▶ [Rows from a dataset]
——————
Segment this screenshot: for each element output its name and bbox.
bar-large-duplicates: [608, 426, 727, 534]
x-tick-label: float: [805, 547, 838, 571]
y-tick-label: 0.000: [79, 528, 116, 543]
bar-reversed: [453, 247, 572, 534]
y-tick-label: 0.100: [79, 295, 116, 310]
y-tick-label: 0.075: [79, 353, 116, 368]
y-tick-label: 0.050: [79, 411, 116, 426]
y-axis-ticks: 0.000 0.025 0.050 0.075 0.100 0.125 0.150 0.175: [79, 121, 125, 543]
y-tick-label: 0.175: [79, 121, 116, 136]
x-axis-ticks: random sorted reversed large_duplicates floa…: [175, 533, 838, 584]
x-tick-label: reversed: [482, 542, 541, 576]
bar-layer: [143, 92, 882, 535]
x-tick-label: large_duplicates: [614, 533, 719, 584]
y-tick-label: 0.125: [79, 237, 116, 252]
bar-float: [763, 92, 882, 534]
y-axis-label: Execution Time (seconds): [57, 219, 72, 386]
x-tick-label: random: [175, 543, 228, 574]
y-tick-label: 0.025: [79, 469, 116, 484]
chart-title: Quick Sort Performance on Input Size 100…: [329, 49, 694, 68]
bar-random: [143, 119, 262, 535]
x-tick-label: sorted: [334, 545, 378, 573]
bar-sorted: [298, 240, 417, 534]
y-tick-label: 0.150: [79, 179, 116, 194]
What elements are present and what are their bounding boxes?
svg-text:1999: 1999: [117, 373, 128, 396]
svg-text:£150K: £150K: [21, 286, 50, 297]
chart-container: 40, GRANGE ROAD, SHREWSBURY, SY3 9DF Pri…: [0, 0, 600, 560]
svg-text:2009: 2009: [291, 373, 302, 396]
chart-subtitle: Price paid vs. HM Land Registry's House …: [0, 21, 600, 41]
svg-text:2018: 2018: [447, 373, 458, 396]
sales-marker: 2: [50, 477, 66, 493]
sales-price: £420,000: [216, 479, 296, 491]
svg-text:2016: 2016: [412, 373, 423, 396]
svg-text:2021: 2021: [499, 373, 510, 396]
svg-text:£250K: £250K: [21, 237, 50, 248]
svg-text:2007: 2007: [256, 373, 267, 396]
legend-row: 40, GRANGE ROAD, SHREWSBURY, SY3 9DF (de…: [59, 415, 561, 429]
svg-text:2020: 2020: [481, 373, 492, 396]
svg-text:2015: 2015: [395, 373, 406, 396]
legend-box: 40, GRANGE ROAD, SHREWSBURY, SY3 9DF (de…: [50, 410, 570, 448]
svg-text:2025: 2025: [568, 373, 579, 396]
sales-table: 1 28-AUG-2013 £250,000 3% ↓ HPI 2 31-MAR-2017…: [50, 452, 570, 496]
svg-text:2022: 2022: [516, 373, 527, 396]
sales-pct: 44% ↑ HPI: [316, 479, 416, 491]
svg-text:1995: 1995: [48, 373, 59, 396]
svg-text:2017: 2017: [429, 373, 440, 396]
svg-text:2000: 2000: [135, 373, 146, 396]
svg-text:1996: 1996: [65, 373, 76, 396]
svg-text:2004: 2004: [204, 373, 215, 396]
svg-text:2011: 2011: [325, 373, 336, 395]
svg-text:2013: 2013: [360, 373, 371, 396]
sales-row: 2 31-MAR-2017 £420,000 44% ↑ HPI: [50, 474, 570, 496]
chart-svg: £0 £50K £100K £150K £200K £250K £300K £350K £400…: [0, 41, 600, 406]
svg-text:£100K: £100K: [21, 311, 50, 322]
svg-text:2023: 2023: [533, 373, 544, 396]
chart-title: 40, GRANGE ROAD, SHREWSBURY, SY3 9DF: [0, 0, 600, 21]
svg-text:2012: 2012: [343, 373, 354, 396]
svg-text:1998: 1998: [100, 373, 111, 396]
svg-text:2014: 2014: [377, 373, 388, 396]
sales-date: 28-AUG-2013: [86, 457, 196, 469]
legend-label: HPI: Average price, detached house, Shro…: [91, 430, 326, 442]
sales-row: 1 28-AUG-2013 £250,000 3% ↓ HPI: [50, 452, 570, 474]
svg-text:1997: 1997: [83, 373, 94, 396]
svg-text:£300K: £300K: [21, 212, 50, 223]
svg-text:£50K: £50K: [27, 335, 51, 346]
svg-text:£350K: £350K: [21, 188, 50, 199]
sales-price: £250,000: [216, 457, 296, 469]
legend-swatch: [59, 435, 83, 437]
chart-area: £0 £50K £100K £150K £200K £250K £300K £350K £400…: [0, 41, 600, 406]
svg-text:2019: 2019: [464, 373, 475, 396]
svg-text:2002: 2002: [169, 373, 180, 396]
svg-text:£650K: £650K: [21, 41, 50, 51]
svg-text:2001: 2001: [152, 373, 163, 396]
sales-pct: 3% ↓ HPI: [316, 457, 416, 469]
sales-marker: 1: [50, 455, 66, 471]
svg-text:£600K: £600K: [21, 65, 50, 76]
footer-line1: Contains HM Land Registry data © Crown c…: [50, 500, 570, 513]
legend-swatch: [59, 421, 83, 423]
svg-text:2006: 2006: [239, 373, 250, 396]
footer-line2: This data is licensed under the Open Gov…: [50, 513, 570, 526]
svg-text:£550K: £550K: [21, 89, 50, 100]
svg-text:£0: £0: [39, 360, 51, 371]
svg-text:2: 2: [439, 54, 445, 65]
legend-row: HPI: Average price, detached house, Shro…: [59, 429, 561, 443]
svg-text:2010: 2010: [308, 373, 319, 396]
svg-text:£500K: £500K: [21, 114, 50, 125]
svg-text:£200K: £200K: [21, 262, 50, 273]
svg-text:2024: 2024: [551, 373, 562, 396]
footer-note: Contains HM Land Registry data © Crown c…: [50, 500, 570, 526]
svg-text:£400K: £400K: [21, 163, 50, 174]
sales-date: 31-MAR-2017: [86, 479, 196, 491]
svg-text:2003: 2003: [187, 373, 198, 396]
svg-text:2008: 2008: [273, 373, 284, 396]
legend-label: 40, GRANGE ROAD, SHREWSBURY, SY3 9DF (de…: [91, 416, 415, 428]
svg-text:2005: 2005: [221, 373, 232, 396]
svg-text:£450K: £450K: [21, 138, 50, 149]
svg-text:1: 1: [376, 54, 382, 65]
——————
Update the data by replacing each occurrence of "svg-text" with "text-node", leaving everything else unchanged.

▶ [Result of the task]
Segment this screenshot: for each element output its name and bbox.
bar-large-duplicates: [608, 426, 727, 534]
x-tick-label: float: [805, 547, 838, 571]
y-tick-label: 0.000: [79, 528, 116, 543]
bar-reversed: [453, 247, 572, 534]
y-tick-label: 0.100: [79, 295, 116, 310]
y-tick-label: 0.075: [79, 353, 116, 368]
y-tick-label: 0.050: [79, 411, 116, 426]
y-axis-ticks: 0.000 0.025 0.050 0.075 0.100 0.125 0.150 0.175: [79, 121, 125, 543]
y-tick-label: 0.175: [79, 121, 116, 136]
x-axis-ticks: random sorted reversed large_duplicates floa…: [175, 533, 838, 584]
x-tick-label: reversed: [482, 542, 541, 576]
bar-layer: [143, 92, 882, 535]
x-tick-label: large_duplicates: [614, 533, 719, 584]
y-tick-label: 0.125: [79, 237, 116, 252]
bar-float: [763, 92, 882, 534]
y-axis-label: Execution Time (seconds): [57, 219, 72, 386]
x-tick-label: random: [175, 543, 228, 574]
y-tick-label: 0.025: [79, 469, 116, 484]
chart-title: Quick Sort Performance on Input Size 100…: [329, 49, 694, 68]
bar-random: [143, 119, 262, 535]
x-tick-label: sorted: [334, 545, 378, 573]
bar-sorted: [298, 240, 417, 534]
y-tick-label: 0.150: [79, 179, 116, 194]
What elements are present and what are their bounding boxes?
text-node:1999: 1999: [117, 373, 128, 396]
text-node:£150K: £150K: [21, 286, 50, 297]
chart-container: 40, GRANGE ROAD, SHREWSBURY, SY3 9DF Pri…: [0, 0, 600, 560]
text-node:2009: 2009: [291, 373, 302, 396]
chart-subtitle: Price paid vs. HM Land Registry's House …: [0, 21, 600, 41]
text-node:2018: 2018: [447, 373, 458, 396]
sales-marker: 2: [50, 477, 66, 493]
sales-price: £420,000: [216, 479, 296, 491]
text-node:2016: 2016: [412, 373, 423, 396]
text-node:2021: 2021: [499, 373, 510, 396]
text-node:£250K: £250K: [21, 237, 50, 248]
text-node:2007: 2007: [256, 373, 267, 396]
legend-row: 40, GRANGE ROAD, SHREWSBURY, SY3 9DF (de…: [59, 415, 561, 429]
text-node:2020: 2020: [481, 373, 492, 396]
text-node:2015: 2015: [395, 373, 406, 396]
legend-box: 40, GRANGE ROAD, SHREWSBURY, SY3 9DF (de…: [50, 410, 570, 448]
text-node:2025: 2025: [568, 373, 579, 396]
sales-table: 1 28-AUG-2013 £250,000 3% ↓ HPI 2 31-MAR-2017…: [50, 452, 570, 496]
text-node:2022: 2022: [516, 373, 527, 396]
sales-pct: 44% ↑ HPI: [316, 479, 416, 491]
text-node:1995: 1995: [48, 373, 59, 396]
text-node:2017: 2017: [429, 373, 440, 396]
text-node:2000: 2000: [135, 373, 146, 396]
text-node:1996: 1996: [65, 373, 76, 396]
text-node:2004: 2004: [204, 373, 215, 396]
text-node:2011: 2011: [325, 373, 336, 395]
text-node:2013: 2013: [360, 373, 371, 396]
sales-row: 2 31-MAR-2017 £420,000 44% ↑ HPI: [50, 474, 570, 496]
chart-svg: £0 £50K £100K £150K £200K £250K £300K £350K £400…: [0, 41, 600, 406]
text-node:£100K: £100K: [21, 311, 50, 322]
text-node:2023: 2023: [533, 373, 544, 396]
chart-title: 40, GRANGE ROAD, SHREWSBURY, SY3 9DF: [0, 0, 600, 21]
text-node:2012: 2012: [343, 373, 354, 396]
text-node:1998: 1998: [100, 373, 111, 396]
text-node:2014: 2014: [377, 373, 388, 396]
sales-date: 28-AUG-2013: [86, 457, 196, 469]
legend-label: HPI: Average price, detached house, Shro…: [91, 430, 326, 442]
sales-row: 1 28-AUG-2013 £250,000 3% ↓ HPI: [50, 452, 570, 474]
text-node:1997: 1997: [83, 373, 94, 396]
text-node:£300K: £300K: [21, 212, 50, 223]
text-node:£50K: £50K: [27, 335, 51, 346]
text-node:£350K: £350K: [21, 188, 50, 199]
sales-price: £250,000: [216, 457, 296, 469]
legend-swatch: [59, 435, 83, 437]
chart-area: £0 £50K £100K £150K £200K £250K £300K £350K £400…: [0, 41, 600, 406]
text-node:2019: 2019: [464, 373, 475, 396]
text-node:2002: 2002: [169, 373, 180, 396]
text-node:£650K: £650K: [21, 41, 50, 51]
text-node:2001: 2001: [152, 373, 163, 396]
sales-pct: 3% ↓ HPI: [316, 457, 416, 469]
sales-marker: 1: [50, 455, 66, 471]
text-node:£600K: £600K: [21, 65, 50, 76]
footer-line1: Contains HM Land Registry data © Crown c…: [50, 500, 570, 513]
legend-swatch: [59, 421, 83, 423]
text-node:2006: 2006: [239, 373, 250, 396]
footer-line2: This data is licensed under the Open Gov…: [50, 513, 570, 526]
text-node:£550K: £550K: [21, 89, 50, 100]
text-node:£0: £0: [39, 360, 51, 371]
text-node:2: 2: [439, 54, 445, 65]
legend-row: HPI: Average price, detached house, Shro…: [59, 429, 561, 443]
text-node:2010: 2010: [308, 373, 319, 396]
text-node:£500K: £500K: [21, 114, 50, 125]
text-node:£200K: £200K: [21, 262, 50, 273]
text-node:2024: 2024: [551, 373, 562, 396]
footer-note: Contains HM Land Registry data © Crown c…: [50, 500, 570, 526]
text-node:£400K: £400K: [21, 163, 50, 174]
sales-date: 31-MAR-2017: [86, 479, 196, 491]
text-node:2003: 2003: [187, 373, 198, 396]
text-node:2008: 2008: [273, 373, 284, 396]
legend-label: 40, GRANGE ROAD, SHREWSBURY, SY3 9DF (de…: [91, 416, 415, 428]
text-node:2005: 2005: [221, 373, 232, 396]
text-node:£450K: £450K: [21, 138, 50, 149]
text-node:1: 1: [376, 54, 382, 65]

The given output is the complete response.